### Data to use
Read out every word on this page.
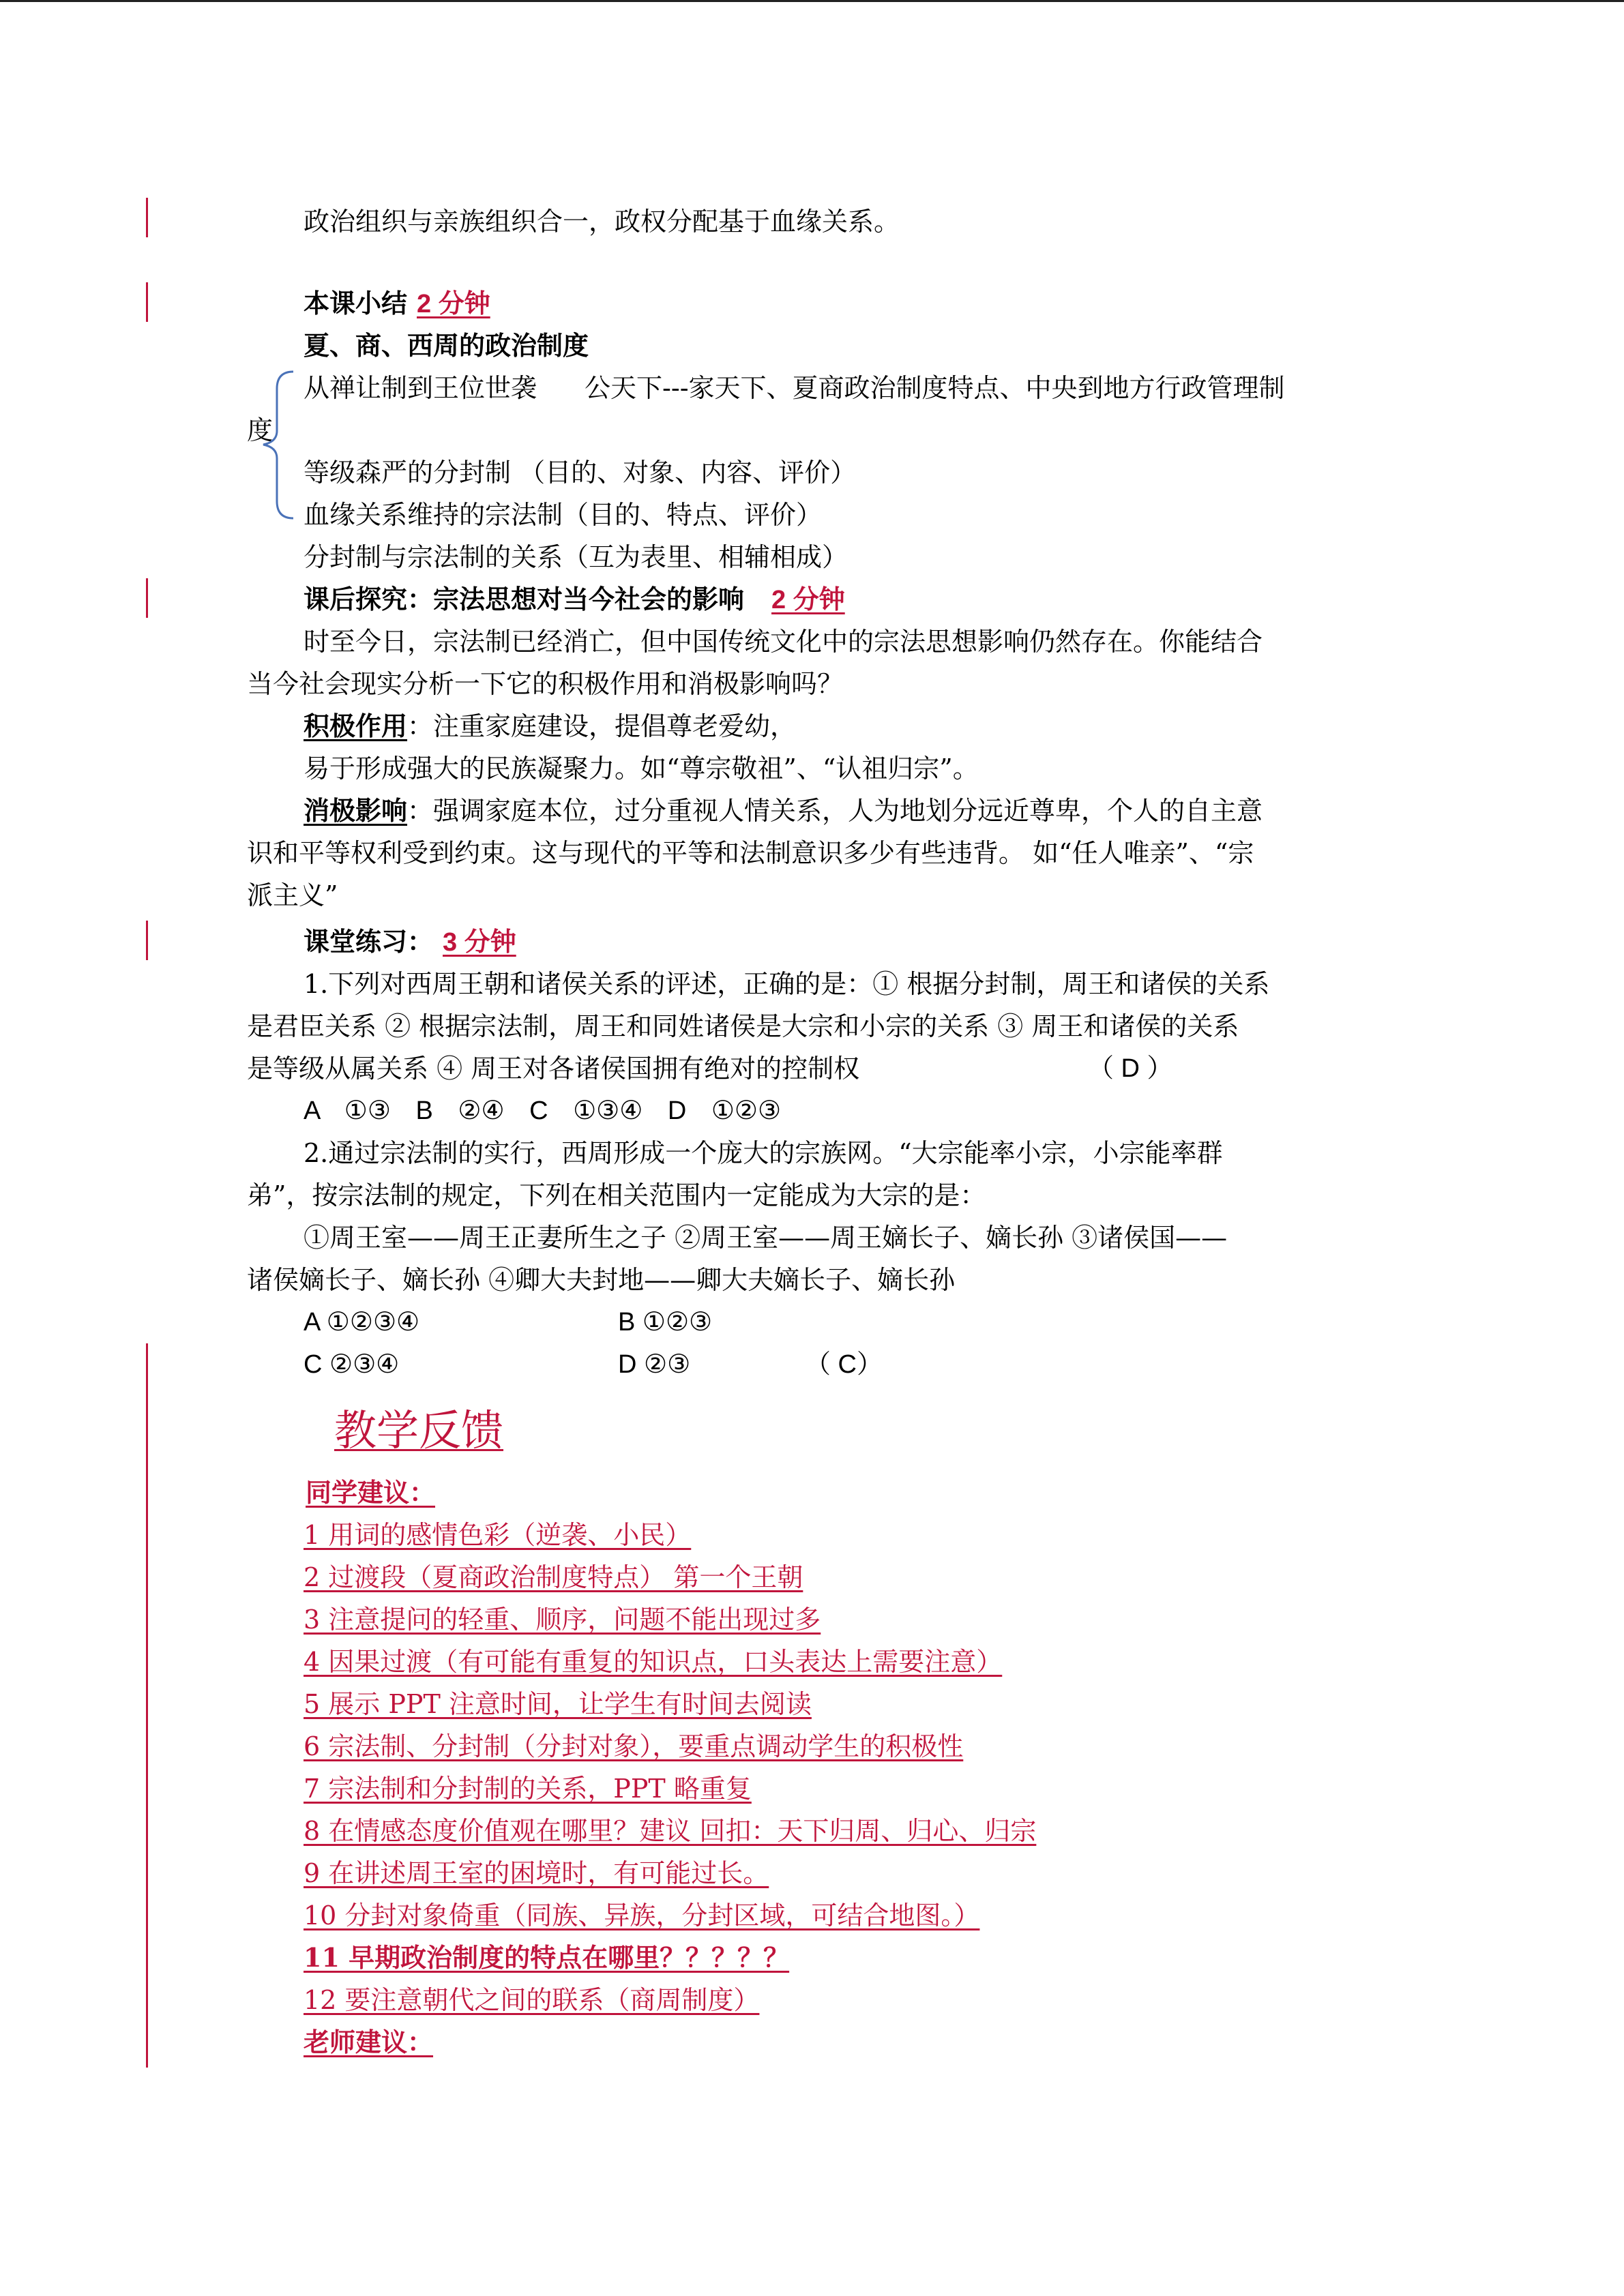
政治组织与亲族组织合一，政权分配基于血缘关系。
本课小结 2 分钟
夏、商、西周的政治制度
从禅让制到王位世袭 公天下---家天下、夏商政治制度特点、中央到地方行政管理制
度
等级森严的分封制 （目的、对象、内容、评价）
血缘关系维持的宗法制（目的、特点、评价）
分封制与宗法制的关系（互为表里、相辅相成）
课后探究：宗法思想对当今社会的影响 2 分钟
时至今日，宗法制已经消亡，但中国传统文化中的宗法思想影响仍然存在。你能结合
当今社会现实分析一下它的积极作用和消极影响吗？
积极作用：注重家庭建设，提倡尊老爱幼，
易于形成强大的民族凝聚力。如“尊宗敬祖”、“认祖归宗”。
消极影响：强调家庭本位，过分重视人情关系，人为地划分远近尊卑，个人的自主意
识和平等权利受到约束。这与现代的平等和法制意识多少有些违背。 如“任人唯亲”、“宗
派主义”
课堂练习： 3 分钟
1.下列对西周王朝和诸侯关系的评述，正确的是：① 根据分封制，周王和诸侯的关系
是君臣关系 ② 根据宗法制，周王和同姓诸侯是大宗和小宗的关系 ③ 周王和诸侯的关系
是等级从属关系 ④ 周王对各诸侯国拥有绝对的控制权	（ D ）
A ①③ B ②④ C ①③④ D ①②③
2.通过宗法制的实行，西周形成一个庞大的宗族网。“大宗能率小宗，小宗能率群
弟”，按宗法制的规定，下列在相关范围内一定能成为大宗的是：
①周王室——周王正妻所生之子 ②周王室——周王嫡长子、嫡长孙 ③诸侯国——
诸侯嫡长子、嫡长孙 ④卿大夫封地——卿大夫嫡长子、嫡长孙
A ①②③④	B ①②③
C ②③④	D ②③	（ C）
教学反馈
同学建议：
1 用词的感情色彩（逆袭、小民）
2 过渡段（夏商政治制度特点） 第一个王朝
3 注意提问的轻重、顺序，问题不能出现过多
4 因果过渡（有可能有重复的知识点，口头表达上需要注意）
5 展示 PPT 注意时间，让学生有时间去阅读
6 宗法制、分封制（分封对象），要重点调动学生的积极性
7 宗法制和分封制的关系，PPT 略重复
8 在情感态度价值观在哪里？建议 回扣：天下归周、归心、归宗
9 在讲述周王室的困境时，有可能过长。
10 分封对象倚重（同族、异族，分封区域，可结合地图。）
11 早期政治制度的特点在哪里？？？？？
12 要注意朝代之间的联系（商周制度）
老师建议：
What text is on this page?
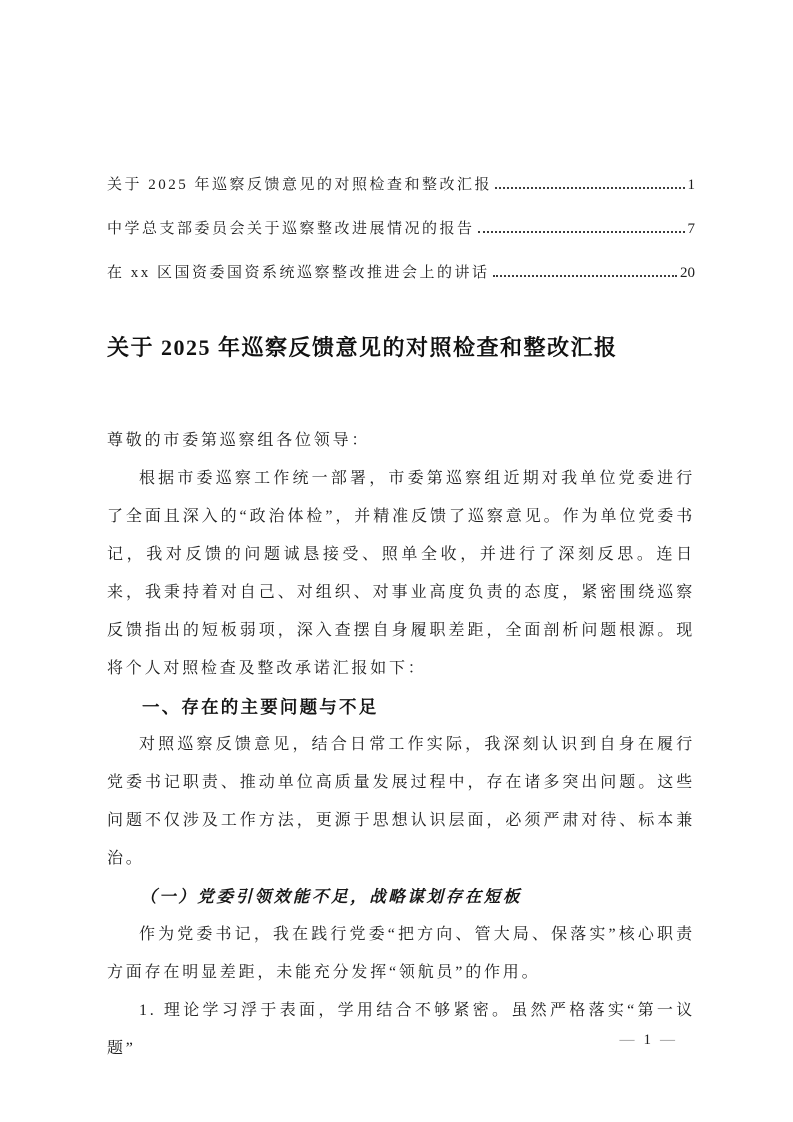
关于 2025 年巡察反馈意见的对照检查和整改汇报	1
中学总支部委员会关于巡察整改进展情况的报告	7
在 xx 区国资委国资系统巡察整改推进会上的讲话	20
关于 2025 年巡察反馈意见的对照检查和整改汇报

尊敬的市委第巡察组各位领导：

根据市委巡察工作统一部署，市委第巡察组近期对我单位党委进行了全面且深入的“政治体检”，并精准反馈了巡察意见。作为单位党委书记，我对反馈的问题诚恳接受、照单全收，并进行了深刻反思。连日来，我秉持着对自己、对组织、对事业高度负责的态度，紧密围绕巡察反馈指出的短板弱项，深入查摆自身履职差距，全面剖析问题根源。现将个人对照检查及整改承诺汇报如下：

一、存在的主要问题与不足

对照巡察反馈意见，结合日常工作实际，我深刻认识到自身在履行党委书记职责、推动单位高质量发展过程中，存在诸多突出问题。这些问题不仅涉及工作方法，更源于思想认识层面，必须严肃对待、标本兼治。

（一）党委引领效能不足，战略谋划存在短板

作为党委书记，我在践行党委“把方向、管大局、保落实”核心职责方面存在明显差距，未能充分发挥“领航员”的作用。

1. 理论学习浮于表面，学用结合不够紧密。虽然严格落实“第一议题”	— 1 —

### What needs to be done
The data above should be repeated exactly, minus any pictures.

### Final result
Read out every word on this page.
政治组织与亲族组织合一，政权分配基于血缘关系。
本课小结 2 分钟
夏、商、西周的政治制度
从禅让制到王位世袭 公天下---家天下、夏商政治制度特点、中央到地方行政管理制
度
等级森严的分封制 （目的、对象、内容、评价）
血缘关系维持的宗法制（目的、特点、评价）
分封制与宗法制的关系（互为表里、相辅相成）
课后探究：宗法思想对当今社会的影响 2 分钟
时至今日，宗法制已经消亡，但中国传统文化中的宗法思想影响仍然存在。你能结合
当今社会现实分析一下它的积极作用和消极影响吗？
积极作用：注重家庭建设，提倡尊老爱幼，
易于形成强大的民族凝聚力。如“尊宗敬祖”、“认祖归宗”。
消极影响：强调家庭本位，过分重视人情关系，人为地划分远近尊卑，个人的自主意
识和平等权利受到约束。这与现代的平等和法制意识多少有些违背。 如“任人唯亲”、“宗
派主义”
课堂练习： 3 分钟
1.下列对西周王朝和诸侯关系的评述，正确的是：① 根据分封制，周王和诸侯的关系
是君臣关系 ② 根据宗法制，周王和同姓诸侯是大宗和小宗的关系 ③ 周王和诸侯的关系
是等级从属关系 ④ 周王对各诸侯国拥有绝对的控制权	（ D ）
A ①③ B ②④ C ①③④ D ①②③
2.通过宗法制的实行，西周形成一个庞大的宗族网。“大宗能率小宗，小宗能率群
弟”，按宗法制的规定，下列在相关范围内一定能成为大宗的是：
①周王室——周王正妻所生之子 ②周王室——周王嫡长子、嫡长孙 ③诸侯国——
诸侯嫡长子、嫡长孙 ④卿大夫封地——卿大夫嫡长子、嫡长孙
A ①②③④	B ①②③
C ②③④	D ②③	（ C）
教学反馈
同学建议：
1 用词的感情色彩（逆袭、小民）
2 过渡段（夏商政治制度特点） 第一个王朝
3 注意提问的轻重、顺序，问题不能出现过多
4 因果过渡（有可能有重复的知识点，口头表达上需要注意）
5 展示 PPT 注意时间，让学生有时间去阅读
6 宗法制、分封制（分封对象），要重点调动学生的积极性
7 宗法制和分封制的关系，PPT 略重复
8 在情感态度价值观在哪里？建议 回扣：天下归周、归心、归宗
9 在讲述周王室的困境时，有可能过长。
10 分封对象倚重（同族、异族，分封区域，可结合地图。）
11 早期政治制度的特点在哪里？？？？？
12 要注意朝代之间的联系（商周制度）
老师建议：
What text is on this page?
关于 2025 年巡察反馈意见的对照检查和整改汇报	1
中学总支部委员会关于巡察整改进展情况的报告	7
在 xx 区国资委国资系统巡察整改推进会上的讲话	20
关于 2025 年巡察反馈意见的对照检查和整改汇报

尊敬的市委第巡察组各位领导：

根据市委巡察工作统一部署，市委第巡察组近期对我单位党委进行了全面且深入的“政治体检”，并精准反馈了巡察意见。作为单位党委书记，我对反馈的问题诚恳接受、照单全收，并进行了深刻反思。连日来，我秉持着对自己、对组织、对事业高度负责的态度，紧密围绕巡察反馈指出的短板弱项，深入查摆自身履职差距，全面剖析问题根源。现将个人对照检查及整改承诺汇报如下：

一、存在的主要问题与不足

对照巡察反馈意见，结合日常工作实际，我深刻认识到自身在履行党委书记职责、推动单位高质量发展过程中，存在诸多突出问题。这些问题不仅涉及工作方法，更源于思想认识层面，必须严肃对待、标本兼治。

（一）党委引领效能不足，战略谋划存在短板

作为党委书记，我在践行党委“把方向、管大局、保落实”核心职责方面存在明显差距，未能充分发挥“领航员”的作用。

1. 理论学习浮于表面，学用结合不够紧密。虽然严格落实“第一议题”	— 1 —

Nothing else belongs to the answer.